* Task to complete *
Find and copy each line of the records where the string "underlying" shows up.
━━━━━ Exercise materials ━━━━━
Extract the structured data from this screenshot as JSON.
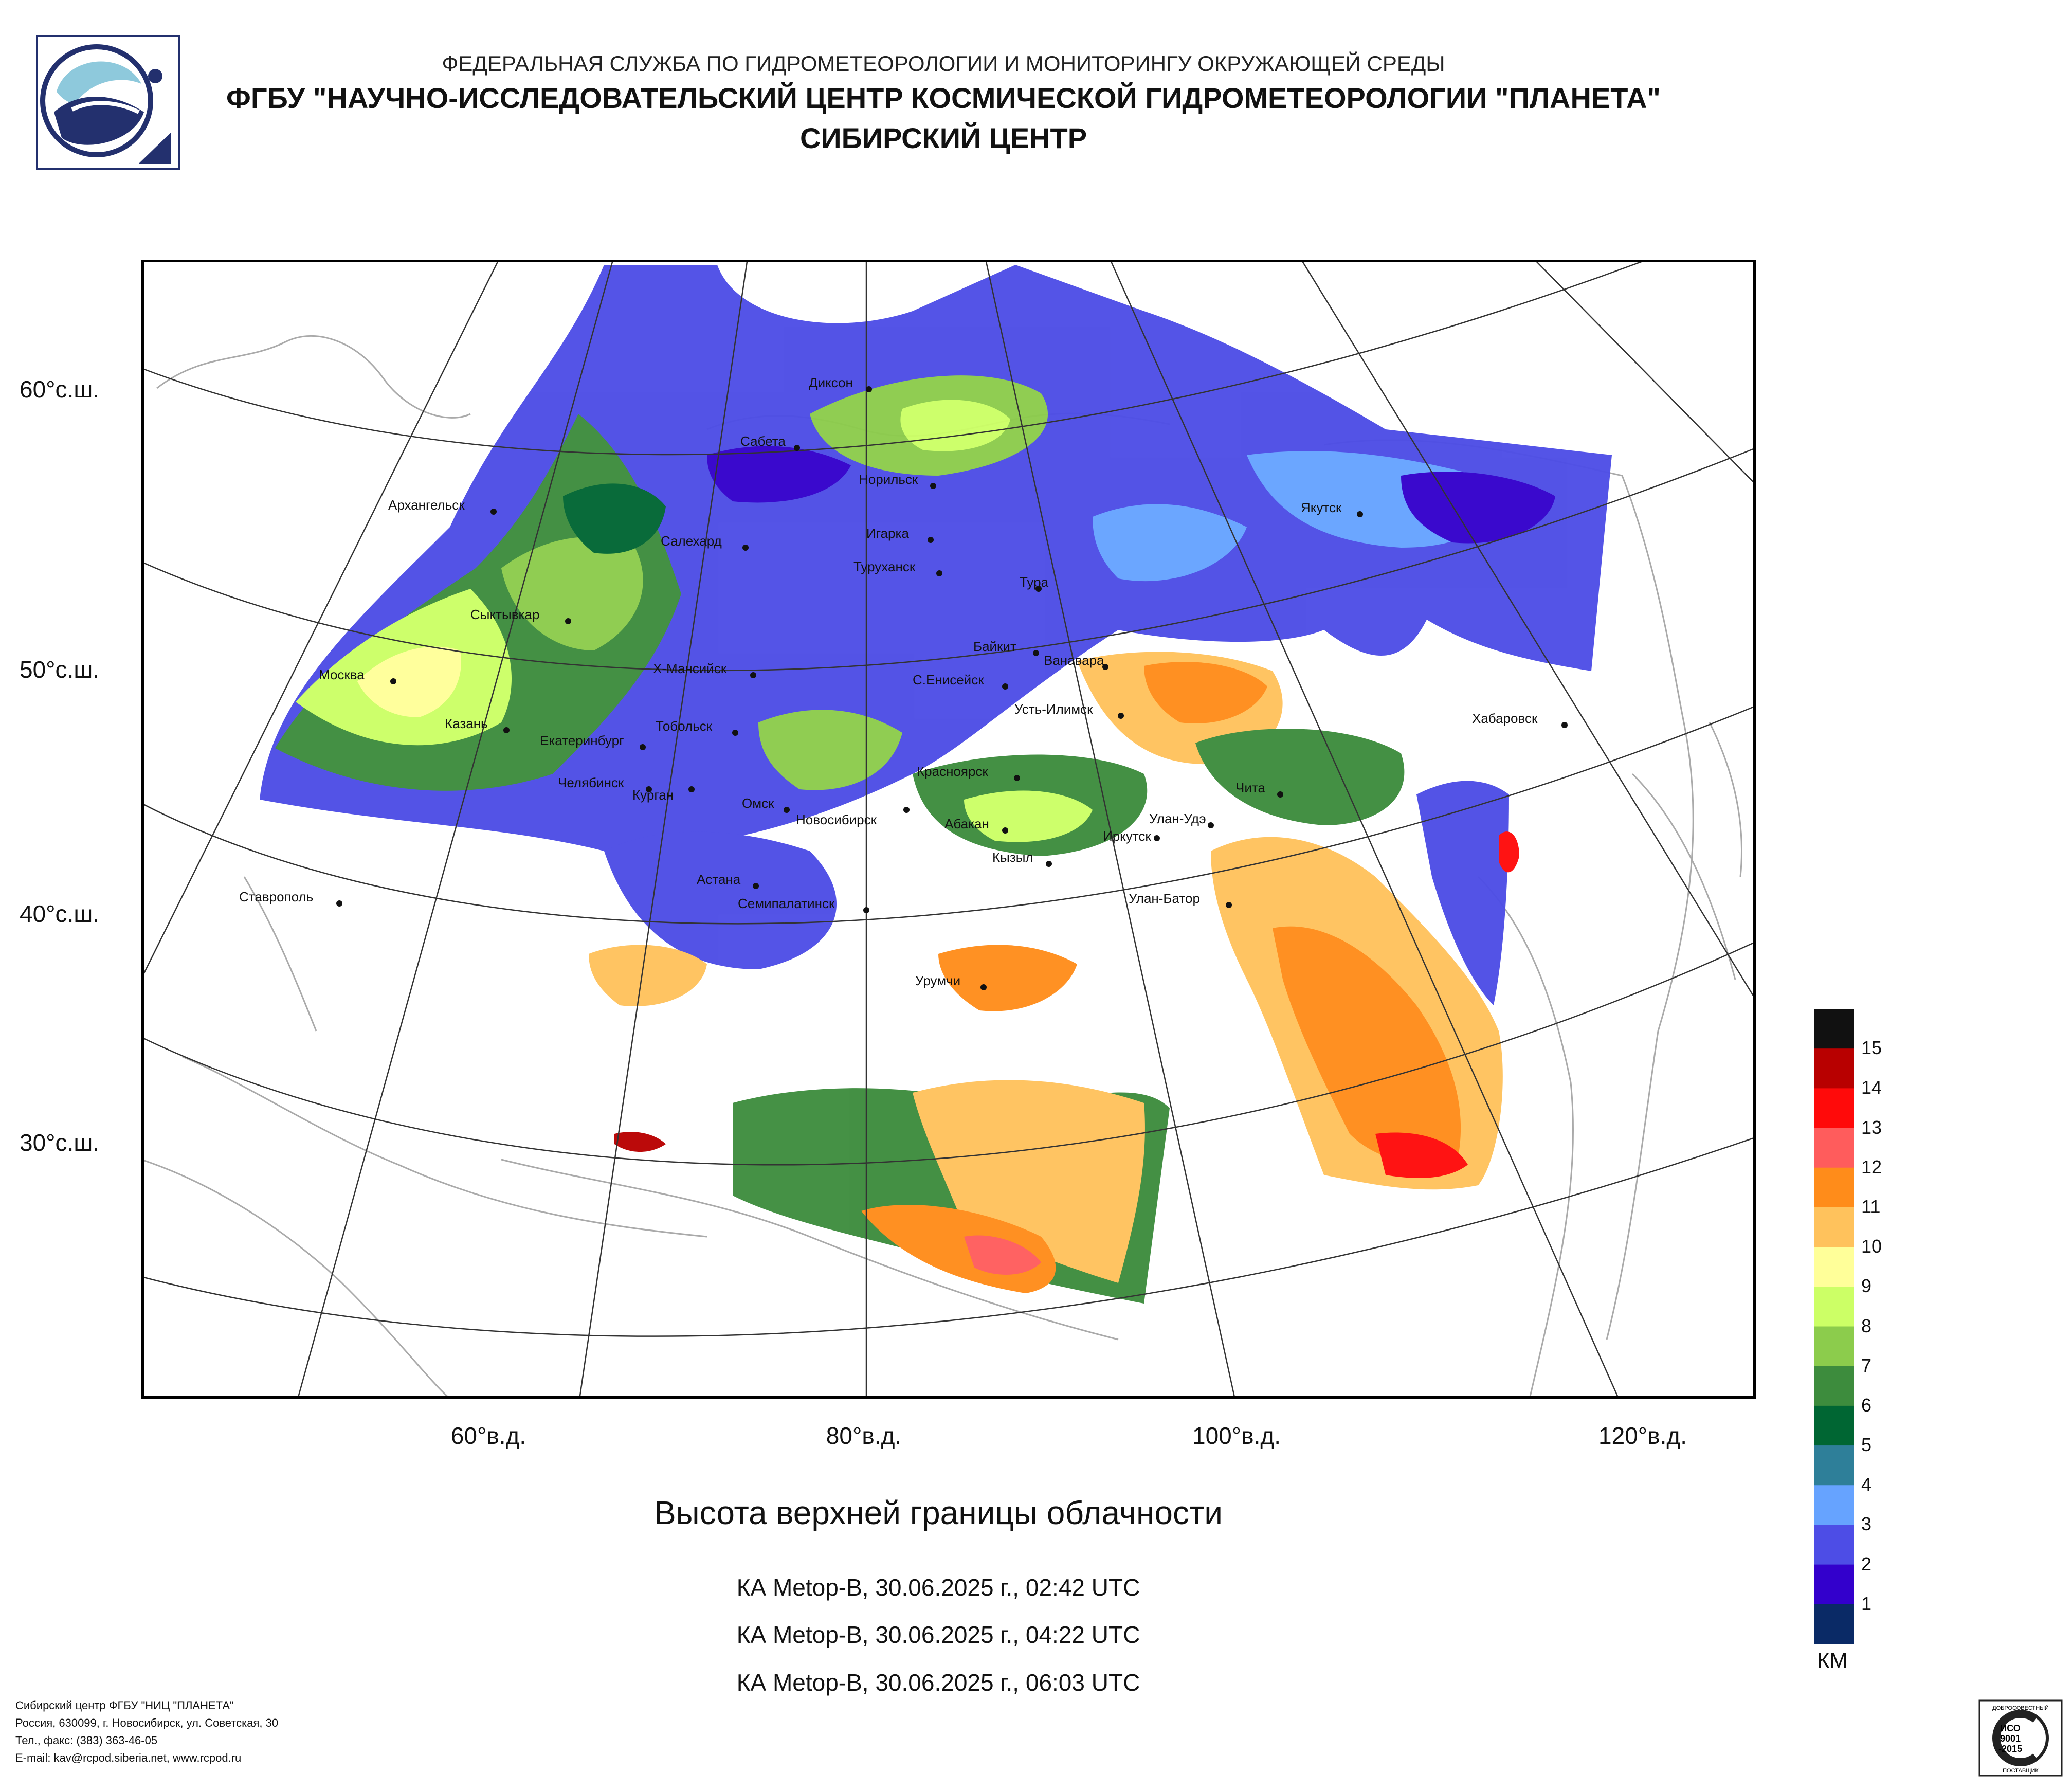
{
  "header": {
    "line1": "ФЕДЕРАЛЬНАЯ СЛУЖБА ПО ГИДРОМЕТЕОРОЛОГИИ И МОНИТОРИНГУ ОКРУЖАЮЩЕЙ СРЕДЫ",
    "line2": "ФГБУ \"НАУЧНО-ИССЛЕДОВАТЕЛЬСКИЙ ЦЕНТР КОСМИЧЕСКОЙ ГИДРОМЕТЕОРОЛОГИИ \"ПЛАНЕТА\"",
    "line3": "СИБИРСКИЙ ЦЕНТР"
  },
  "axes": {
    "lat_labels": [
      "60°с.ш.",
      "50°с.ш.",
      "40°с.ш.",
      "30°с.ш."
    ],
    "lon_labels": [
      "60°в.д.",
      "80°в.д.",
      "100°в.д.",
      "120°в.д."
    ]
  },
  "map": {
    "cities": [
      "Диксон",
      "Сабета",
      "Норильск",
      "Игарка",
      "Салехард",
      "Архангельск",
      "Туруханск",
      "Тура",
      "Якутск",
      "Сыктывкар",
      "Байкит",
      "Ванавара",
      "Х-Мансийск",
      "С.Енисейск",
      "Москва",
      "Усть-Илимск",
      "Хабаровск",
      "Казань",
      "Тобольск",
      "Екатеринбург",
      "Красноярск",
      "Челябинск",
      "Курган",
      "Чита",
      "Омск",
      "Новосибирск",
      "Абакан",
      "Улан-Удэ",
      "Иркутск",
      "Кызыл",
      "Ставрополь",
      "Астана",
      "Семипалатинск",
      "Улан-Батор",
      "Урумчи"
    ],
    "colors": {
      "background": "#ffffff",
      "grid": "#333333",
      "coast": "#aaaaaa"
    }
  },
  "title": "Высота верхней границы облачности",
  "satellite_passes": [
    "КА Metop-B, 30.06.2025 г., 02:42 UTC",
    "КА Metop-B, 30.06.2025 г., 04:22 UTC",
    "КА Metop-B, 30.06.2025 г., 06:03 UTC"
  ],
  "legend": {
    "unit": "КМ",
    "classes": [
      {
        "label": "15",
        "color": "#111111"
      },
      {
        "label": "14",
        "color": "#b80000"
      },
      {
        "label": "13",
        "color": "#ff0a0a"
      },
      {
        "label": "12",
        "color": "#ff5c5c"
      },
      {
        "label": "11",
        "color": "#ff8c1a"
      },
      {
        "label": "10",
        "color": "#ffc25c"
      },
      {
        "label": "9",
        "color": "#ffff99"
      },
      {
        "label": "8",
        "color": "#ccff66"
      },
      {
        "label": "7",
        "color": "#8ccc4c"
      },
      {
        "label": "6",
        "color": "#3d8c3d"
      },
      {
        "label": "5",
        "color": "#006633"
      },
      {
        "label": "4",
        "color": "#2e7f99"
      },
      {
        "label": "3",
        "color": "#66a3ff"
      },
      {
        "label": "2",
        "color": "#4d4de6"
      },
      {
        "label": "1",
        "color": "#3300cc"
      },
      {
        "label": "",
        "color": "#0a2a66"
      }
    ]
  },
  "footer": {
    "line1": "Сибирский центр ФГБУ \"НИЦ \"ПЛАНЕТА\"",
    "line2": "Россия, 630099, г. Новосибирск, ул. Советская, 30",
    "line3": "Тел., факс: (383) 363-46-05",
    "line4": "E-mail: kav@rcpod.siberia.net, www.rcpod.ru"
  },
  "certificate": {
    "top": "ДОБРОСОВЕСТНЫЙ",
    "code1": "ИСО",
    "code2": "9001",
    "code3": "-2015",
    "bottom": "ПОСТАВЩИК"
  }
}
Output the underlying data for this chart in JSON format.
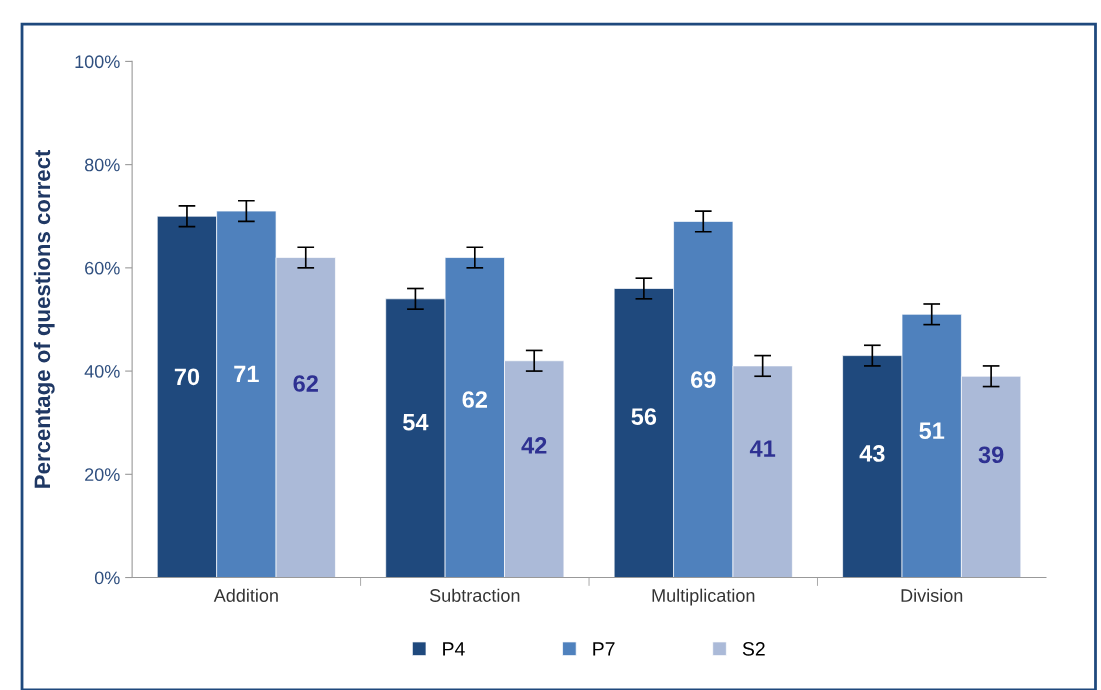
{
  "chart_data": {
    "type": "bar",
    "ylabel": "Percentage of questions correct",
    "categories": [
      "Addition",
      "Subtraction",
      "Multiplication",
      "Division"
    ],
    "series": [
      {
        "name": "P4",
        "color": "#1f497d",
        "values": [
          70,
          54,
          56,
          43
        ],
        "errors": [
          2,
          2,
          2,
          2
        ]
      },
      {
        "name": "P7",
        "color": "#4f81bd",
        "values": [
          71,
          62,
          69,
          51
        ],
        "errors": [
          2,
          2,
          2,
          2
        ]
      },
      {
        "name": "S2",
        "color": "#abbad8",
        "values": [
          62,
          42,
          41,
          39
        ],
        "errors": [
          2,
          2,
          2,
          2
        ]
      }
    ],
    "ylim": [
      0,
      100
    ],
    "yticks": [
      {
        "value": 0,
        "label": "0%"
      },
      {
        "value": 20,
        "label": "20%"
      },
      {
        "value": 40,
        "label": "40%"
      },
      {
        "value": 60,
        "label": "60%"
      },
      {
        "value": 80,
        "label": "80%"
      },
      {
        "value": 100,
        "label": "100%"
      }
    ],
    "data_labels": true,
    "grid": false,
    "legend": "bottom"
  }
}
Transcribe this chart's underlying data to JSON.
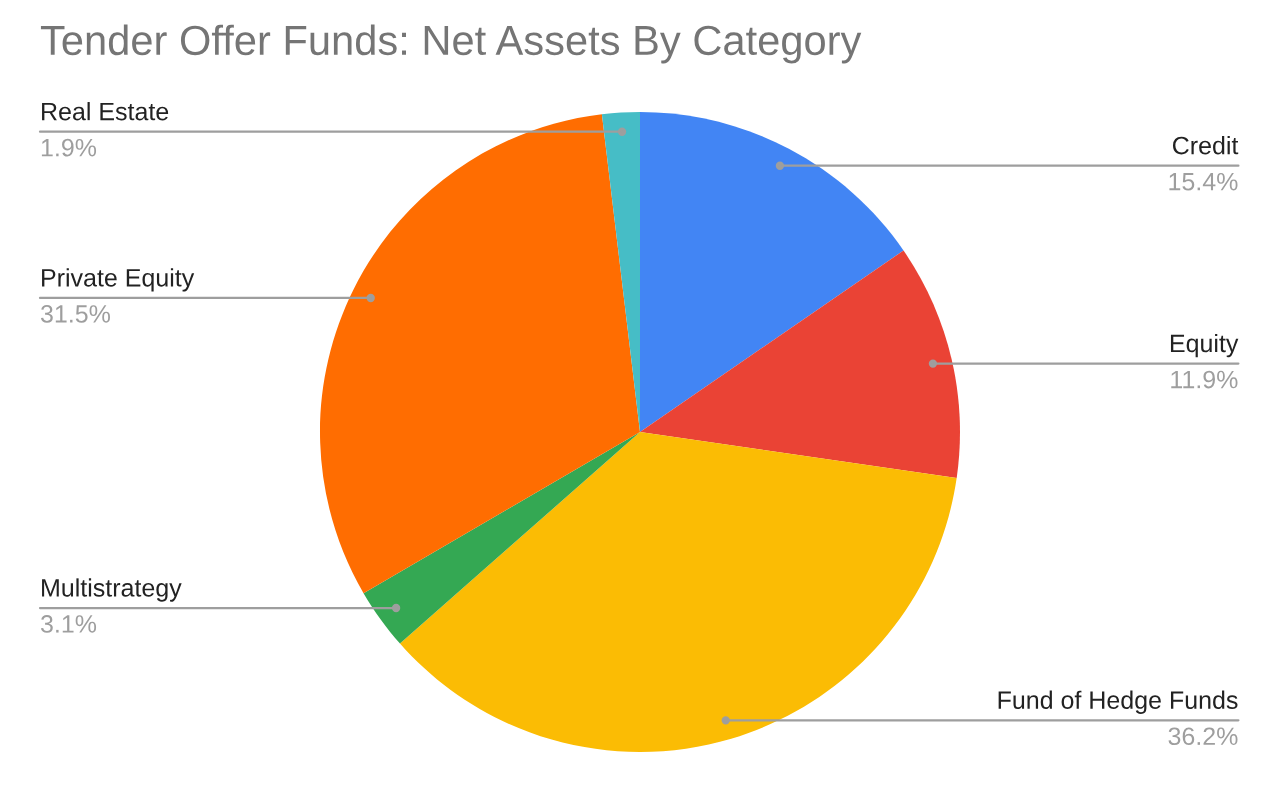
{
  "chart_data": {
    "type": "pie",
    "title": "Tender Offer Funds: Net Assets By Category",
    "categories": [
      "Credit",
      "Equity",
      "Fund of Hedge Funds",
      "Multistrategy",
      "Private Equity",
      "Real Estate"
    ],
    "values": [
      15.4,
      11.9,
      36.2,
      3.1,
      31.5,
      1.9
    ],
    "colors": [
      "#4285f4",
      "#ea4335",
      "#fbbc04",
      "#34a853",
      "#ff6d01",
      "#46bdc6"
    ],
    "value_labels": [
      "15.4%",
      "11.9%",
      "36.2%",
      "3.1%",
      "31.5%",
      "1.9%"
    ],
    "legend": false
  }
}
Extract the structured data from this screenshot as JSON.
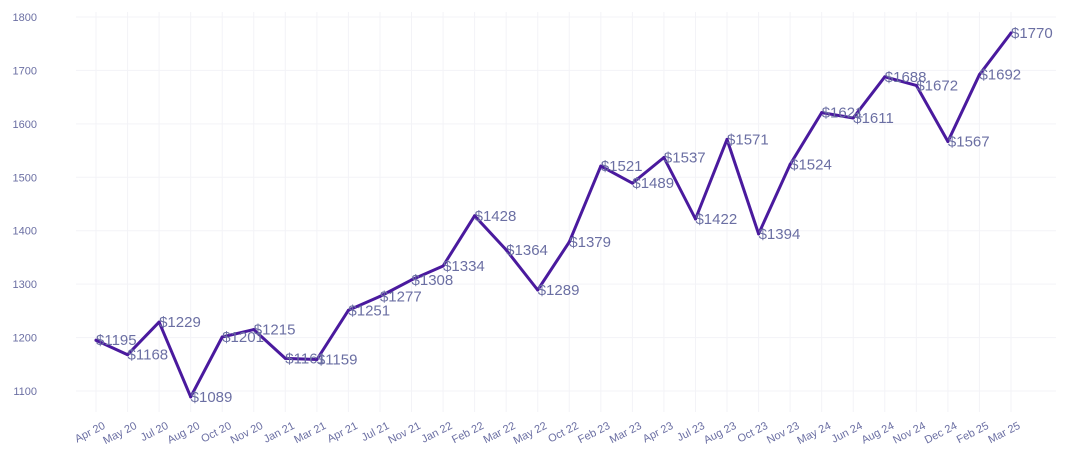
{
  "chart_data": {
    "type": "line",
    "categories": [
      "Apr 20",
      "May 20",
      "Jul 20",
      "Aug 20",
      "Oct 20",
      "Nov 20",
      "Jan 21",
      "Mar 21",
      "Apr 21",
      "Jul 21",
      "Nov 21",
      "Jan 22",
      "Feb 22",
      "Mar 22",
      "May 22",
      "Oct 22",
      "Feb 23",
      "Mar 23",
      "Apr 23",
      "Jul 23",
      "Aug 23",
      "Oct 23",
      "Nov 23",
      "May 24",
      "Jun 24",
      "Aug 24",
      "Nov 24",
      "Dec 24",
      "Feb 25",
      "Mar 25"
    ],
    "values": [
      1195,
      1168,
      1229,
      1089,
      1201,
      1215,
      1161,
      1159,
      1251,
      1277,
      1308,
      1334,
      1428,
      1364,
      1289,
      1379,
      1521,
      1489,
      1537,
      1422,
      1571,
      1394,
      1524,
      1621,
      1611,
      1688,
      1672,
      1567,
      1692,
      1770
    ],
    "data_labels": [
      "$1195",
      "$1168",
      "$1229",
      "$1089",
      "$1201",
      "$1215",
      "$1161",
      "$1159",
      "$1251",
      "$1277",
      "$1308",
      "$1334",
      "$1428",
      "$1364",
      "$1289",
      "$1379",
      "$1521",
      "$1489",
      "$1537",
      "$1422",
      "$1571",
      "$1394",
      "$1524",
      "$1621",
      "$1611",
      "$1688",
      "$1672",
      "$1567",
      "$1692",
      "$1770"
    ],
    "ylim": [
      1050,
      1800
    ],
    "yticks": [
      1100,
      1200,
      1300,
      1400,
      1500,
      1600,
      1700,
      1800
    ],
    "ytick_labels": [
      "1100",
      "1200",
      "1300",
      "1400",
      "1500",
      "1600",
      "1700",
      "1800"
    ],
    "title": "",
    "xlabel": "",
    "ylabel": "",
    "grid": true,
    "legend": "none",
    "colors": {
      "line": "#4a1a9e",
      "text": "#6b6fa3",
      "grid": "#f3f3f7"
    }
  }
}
━━━━━
* Answer to this problem *
Output the underlying data for this chart in JSON format.
Transcribe this chart's underlying data to JSON.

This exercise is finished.